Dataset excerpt

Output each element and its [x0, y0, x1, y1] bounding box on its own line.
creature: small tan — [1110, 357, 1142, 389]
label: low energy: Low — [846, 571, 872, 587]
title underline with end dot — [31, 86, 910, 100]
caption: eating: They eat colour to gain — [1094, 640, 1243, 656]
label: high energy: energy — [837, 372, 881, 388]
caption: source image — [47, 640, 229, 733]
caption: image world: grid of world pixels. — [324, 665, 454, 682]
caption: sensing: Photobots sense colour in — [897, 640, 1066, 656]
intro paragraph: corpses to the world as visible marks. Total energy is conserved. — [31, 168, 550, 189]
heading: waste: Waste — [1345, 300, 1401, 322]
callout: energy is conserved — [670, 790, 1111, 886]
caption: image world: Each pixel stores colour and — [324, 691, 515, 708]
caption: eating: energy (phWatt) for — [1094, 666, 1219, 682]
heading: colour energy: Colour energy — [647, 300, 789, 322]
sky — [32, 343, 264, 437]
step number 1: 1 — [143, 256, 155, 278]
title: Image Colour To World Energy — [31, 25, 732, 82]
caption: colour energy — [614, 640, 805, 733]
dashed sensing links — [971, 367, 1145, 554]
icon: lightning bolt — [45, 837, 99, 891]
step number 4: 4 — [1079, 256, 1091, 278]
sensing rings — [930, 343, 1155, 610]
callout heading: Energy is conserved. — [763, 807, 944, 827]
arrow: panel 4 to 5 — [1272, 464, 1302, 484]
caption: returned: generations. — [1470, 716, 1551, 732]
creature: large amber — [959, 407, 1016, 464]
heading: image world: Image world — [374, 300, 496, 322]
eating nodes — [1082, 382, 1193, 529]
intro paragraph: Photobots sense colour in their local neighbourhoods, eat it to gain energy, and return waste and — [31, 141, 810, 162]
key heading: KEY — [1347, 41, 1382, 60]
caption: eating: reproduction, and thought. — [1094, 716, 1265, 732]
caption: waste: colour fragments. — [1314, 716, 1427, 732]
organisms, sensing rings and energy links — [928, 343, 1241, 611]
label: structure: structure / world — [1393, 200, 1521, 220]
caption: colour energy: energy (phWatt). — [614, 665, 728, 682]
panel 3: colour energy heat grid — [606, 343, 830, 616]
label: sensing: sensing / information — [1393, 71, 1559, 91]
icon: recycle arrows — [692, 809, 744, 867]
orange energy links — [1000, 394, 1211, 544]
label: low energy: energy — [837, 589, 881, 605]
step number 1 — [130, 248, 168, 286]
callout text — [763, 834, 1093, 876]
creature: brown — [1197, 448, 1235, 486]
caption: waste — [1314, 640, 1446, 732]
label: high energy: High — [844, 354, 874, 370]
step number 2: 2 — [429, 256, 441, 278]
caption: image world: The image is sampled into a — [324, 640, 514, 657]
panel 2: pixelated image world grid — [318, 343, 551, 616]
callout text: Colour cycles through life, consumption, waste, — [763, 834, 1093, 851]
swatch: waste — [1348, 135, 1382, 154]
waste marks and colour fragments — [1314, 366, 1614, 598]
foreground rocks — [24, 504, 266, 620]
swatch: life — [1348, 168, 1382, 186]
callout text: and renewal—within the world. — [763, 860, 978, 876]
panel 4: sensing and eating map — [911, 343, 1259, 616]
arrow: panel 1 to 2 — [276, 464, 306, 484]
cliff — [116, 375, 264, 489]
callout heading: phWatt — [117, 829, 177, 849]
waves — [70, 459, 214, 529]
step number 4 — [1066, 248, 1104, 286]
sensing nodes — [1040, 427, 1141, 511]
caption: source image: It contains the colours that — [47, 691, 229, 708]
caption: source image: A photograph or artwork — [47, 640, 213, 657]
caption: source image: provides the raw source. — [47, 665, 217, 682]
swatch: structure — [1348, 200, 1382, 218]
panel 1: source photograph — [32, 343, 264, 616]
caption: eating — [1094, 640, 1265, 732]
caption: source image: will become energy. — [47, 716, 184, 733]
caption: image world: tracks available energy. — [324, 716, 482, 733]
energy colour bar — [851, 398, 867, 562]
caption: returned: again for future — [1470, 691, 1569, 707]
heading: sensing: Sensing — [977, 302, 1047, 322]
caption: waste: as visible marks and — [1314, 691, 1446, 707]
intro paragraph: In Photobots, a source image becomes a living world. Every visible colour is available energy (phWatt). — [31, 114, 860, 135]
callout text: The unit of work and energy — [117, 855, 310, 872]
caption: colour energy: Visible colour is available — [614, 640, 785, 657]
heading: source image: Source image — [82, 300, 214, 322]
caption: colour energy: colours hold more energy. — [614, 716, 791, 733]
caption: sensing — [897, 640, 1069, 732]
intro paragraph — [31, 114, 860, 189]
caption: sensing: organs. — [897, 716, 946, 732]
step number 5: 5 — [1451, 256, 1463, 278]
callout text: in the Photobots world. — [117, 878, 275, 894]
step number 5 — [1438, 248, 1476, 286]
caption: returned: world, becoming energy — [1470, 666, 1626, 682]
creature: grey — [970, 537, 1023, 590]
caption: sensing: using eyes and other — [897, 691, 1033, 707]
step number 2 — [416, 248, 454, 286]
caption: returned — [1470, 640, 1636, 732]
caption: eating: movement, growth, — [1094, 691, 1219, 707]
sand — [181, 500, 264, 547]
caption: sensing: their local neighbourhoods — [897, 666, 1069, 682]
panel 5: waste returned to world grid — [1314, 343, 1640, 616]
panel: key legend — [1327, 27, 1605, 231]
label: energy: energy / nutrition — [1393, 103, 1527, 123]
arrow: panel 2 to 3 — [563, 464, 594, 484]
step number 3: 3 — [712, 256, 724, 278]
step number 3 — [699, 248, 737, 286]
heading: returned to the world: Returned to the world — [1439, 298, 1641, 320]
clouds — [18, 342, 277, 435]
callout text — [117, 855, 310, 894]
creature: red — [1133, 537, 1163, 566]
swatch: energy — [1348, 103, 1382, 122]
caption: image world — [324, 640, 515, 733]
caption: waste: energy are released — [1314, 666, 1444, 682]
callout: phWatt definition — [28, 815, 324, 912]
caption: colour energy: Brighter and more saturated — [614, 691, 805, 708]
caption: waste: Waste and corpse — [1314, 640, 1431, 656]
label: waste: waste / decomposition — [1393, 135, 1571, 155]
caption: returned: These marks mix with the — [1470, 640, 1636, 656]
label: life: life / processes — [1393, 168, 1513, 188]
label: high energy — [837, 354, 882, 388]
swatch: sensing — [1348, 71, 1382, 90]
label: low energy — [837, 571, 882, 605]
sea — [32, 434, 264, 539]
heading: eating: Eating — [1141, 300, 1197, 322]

» **Request**:
Extract every line of the listing above and reproduce each one verbatim.

» **Final result**:
Output each element and its [x0, y0, x1, y1] bounding box on its own line.
creature: small tan — [1110, 357, 1142, 389]
label: low energy: Low — [846, 571, 872, 587]
title underline with end dot — [31, 86, 910, 100]
caption: eating: They eat colour to gain — [1094, 640, 1243, 656]
label: high energy: energy — [837, 372, 881, 388]
caption: source image — [47, 640, 229, 733]
caption: image world: grid of world pixels. — [324, 665, 454, 682]
caption: sensing: Photobots sense colour in — [897, 640, 1066, 656]
intro paragraph: corpses to the world as visible marks. Total energy is conserved. — [31, 168, 550, 189]
heading: waste: Waste — [1345, 300, 1401, 322]
callout: energy is conserved — [670, 790, 1111, 886]
caption: image world: Each pixel stores colour and — [324, 691, 515, 708]
caption: eating: energy (phWatt) for — [1094, 666, 1219, 682]
heading: colour energy: Colour energy — [647, 300, 789, 322]
sky — [32, 343, 264, 437]
step number 1: 1 — [143, 256, 155, 278]
title: Image Colour To World Energy — [31, 25, 732, 82]
caption: colour energy — [614, 640, 805, 733]
dashed sensing links — [971, 367, 1145, 554]
icon: lightning bolt — [45, 837, 99, 891]
step number 4: 4 — [1079, 256, 1091, 278]
sensing rings — [930, 343, 1155, 610]
callout heading: Energy is conserved. — [763, 807, 944, 827]
arrow: panel 4 to 5 — [1272, 464, 1302, 484]
caption: returned: generations. — [1470, 716, 1551, 732]
creature: large amber — [959, 407, 1016, 464]
heading: image world: Image world — [374, 300, 496, 322]
eating nodes — [1082, 382, 1193, 529]
intro paragraph: Photobots sense colour in their local neighbourhoods, eat it to gain energy, and return waste and — [31, 141, 810, 162]
key heading: KEY — [1347, 41, 1382, 60]
caption: eating: reproduction, and thought. — [1094, 716, 1265, 732]
caption: waste: colour fragments. — [1314, 716, 1427, 732]
organisms, sensing rings and energy links — [928, 343, 1241, 611]
label: structure: structure / world — [1393, 200, 1521, 220]
caption: colour energy: energy (phWatt). — [614, 665, 728, 682]
panel 3: colour energy heat grid — [606, 343, 830, 616]
label: sensing: sensing / information — [1393, 71, 1559, 91]
icon: recycle arrows — [692, 809, 744, 867]
orange energy links — [1000, 394, 1211, 544]
label: low energy: energy — [837, 589, 881, 605]
step number 1 — [130, 248, 168, 286]
callout text — [763, 834, 1093, 876]
creature: brown — [1197, 448, 1235, 486]
caption: waste — [1314, 640, 1446, 732]
label: high energy: High — [844, 354, 874, 370]
step number 2: 2 — [429, 256, 441, 278]
caption: image world: The image is sampled into a — [324, 640, 514, 657]
panel 2: pixelated image world grid — [318, 343, 551, 616]
callout text: Colour cycles through life, consumption, waste, — [763, 834, 1093, 851]
swatch: waste — [1348, 135, 1382, 154]
waste marks and colour fragments — [1314, 366, 1614, 598]
foreground rocks — [24, 504, 266, 620]
swatch: life — [1348, 168, 1382, 186]
callout text: and renewal—within the world. — [763, 860, 978, 876]
panel 4: sensing and eating map — [911, 343, 1259, 616]
arrow: panel 1 to 2 — [276, 464, 306, 484]
cliff — [116, 375, 264, 489]
callout heading: phWatt — [117, 829, 177, 849]
waves — [70, 459, 214, 529]
step number 4 — [1066, 248, 1104, 286]
sensing nodes — [1040, 427, 1141, 511]
caption: source image: It contains the colours that — [47, 691, 229, 708]
caption: source image: A photograph or artwork — [47, 640, 213, 657]
caption: source image: provides the raw source. — [47, 665, 217, 682]
swatch: structure — [1348, 200, 1382, 218]
panel 1: source photograph — [32, 343, 264, 616]
caption: eating — [1094, 640, 1265, 732]
caption: source image: will become energy. — [47, 716, 184, 733]
caption: image world: tracks available energy. — [324, 716, 482, 733]
energy colour bar — [851, 398, 867, 562]
caption: returned: again for future — [1470, 691, 1569, 707]
heading: sensing: Sensing — [977, 302, 1047, 322]
caption: waste: as visible marks and — [1314, 691, 1446, 707]
intro paragraph: In Photobots, a source image becomes a living world. Every visible colour is available energy (phWatt). — [31, 114, 860, 135]
callout text: The unit of work and energy — [117, 855, 310, 872]
caption: colour energy: Visible colour is available — [614, 640, 785, 657]
heading: source image: Source image — [82, 300, 214, 322]
caption: colour energy: colours hold more energy. — [614, 716, 791, 733]
caption: sensing — [897, 640, 1069, 732]
intro paragraph — [31, 114, 860, 189]
caption: sensing: organs. — [897, 716, 946, 732]
step number 5: 5 — [1451, 256, 1463, 278]
callout text: in the Photobots world. — [117, 878, 275, 894]
step number 5 — [1438, 248, 1476, 286]
caption: returned: world, becoming energy — [1470, 666, 1626, 682]
creature: grey — [970, 537, 1023, 590]
caption: sensing: using eyes and other — [897, 691, 1033, 707]
step number 2 — [416, 248, 454, 286]
caption: returned — [1470, 640, 1636, 732]
caption: eating: movement, growth, — [1094, 691, 1219, 707]
sand — [181, 500, 264, 547]
caption: sensing: their local neighbourhoods — [897, 666, 1069, 682]
panel 5: waste returned to world grid — [1314, 343, 1640, 616]
panel: key legend — [1327, 27, 1605, 231]
label: energy: energy / nutrition — [1393, 103, 1527, 123]
arrow: panel 2 to 3 — [563, 464, 594, 484]
step number 3: 3 — [712, 256, 724, 278]
step number 3 — [699, 248, 737, 286]
heading: returned to the world: Returned to the world — [1439, 298, 1641, 320]
clouds — [18, 342, 277, 435]
callout text — [117, 855, 310, 894]
creature: red — [1133, 537, 1163, 566]
swatch: energy — [1348, 103, 1382, 122]
caption: image world — [324, 640, 515, 733]
caption: waste: energy are released — [1314, 666, 1444, 682]
callout: phWatt definition — [28, 815, 324, 912]
caption: colour energy: Brighter and more saturated — [614, 691, 805, 708]
caption: waste: Waste and corpse — [1314, 640, 1431, 656]
label: waste: waste / decomposition — [1393, 135, 1571, 155]
caption: returned: These marks mix with the — [1470, 640, 1636, 656]
label: life: life / processes — [1393, 168, 1513, 188]
label: high energy — [837, 354, 882, 388]
swatch: sensing — [1348, 71, 1382, 90]
label: low energy — [837, 571, 882, 605]
sea — [32, 434, 264, 539]
heading: eating: Eating — [1141, 300, 1197, 322]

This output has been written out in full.